» **BLOC DE TEXTE**:
<<<<

Pour alléger la charge, l’État tente depuis 2004 de céder une partie de ses monuments aux collectivités locales. Après un premier bilan positif mais coûteux, pour soixante-cinq conventions signées, le gouvernement est désormais prêt à ouvrir les vannes. Sans limites...
Alors que l’État met son parc immobilier au régime, tentant de vendre immeubles de bureaux ou anciennes casernes, les monuments historiques n’échappent pas à cette nouvelle cure. Si quelques opérations spectaculaires, comme la location de longue durée prévue pour l’hôtel de la Marine [lire p. 18], fleuron du patrimoine parisien, monopolisent les colonnes de la presse, le sujet du transfert des monuments historiques protégés vers les collectivités territoriales ressemble toujours à un serpent de mer. Le dernier épisode en date de cette saga est pourtant sûrement le moins glorieux.
Le coup de feu de l’article 52
En octobre 2009, le gouvernement, pensant pouvoir enfin solder l’affaire, glissait discrètement dans le projet de loi de finances pour 2010 un article, le désormais célèbre article 52, destiné à relancer le processus. Pourquoi pas, sauf que le texte prévoyait de ne plus s’embarrasser d’aucune précaution, l’ensemble des monuments protégés de l’État ou de ses opérateurs étant susceptible de faire l’objet d’un transfert, sur le principe d’un « appel généralisé et sans limitation de durée ». Le procédé, qui avait tout du cavalier législatif – c’est-à-dire un article sans lien direct avec le projet de loi dans lequel il se trouve –, a été censuré par le Conseil constitutionnel. Mais il était significatif d’une volonté du gouvernement de rendre désormais cette décentralisation plus attractive pour les collectivités. Car pour les argentiers de Bercy, le pléthorique parc de monuments historiques nationaux semble désormais bien trop lourd à assumer. Il faut donc accélérer la cadence et passer la surmultipliée, après une première vague de transferts lancée en 2004. À l’époque, cette première étape avait été entourée d’un certain nombre de précautions. Des travaux, menés par une commission réunie autour de l’historien René Rémond, avaient conduit à une liste de 178 monuments, excluant de toute dévolution les monuments d’intérêt national (palais nationaux, lieux de mémoire...). Le processus avait ensuite été mis en œuvre dans le cadre de la loi du 13 août 2004, relative aux libertés et responsabilités locales, laissant un an aux collectivités pour se déclarer candidates. Une durée très courte qui a tout de même permis au ministère de la Culture de recevoir soixante-treize candidatures pour soixante-dix monuments. Au final, soixante-cinq conventions ont été signées.

>>>>

» **MATÉRIEL FOURNI**:
<<<<

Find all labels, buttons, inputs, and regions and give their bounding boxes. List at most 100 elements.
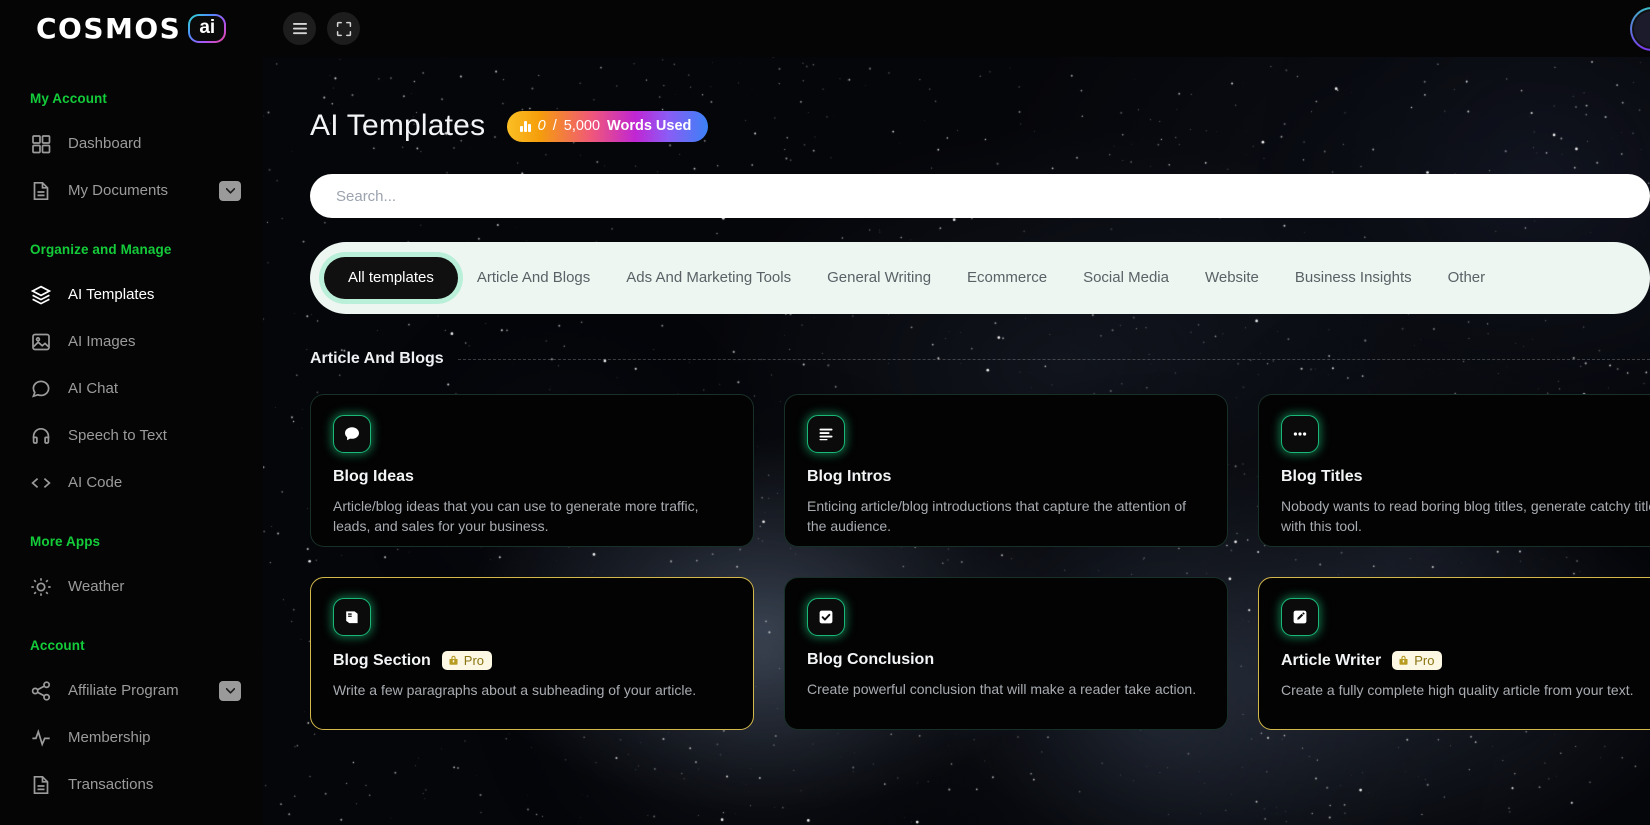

>>>>

» **CONSIGNE**:
Dans le texte sur le transfert des monuments historiques, répondez aux questions suivantes :
(a) Depuis quelle année l'État tente-t-il de céder une partie de ses monuments aux collectivités locales ?
(b) Quelle instance a censuré l'article 52 ?
(c) Combien de monuments comptait la liste issue des travaux de la commission réunie autour de René Rémond ?

» **RÉPONSE ATTENDUE**:
(a) Depuis 2004.
(b) Le Conseil constitutionnel.
(c) 178 monuments.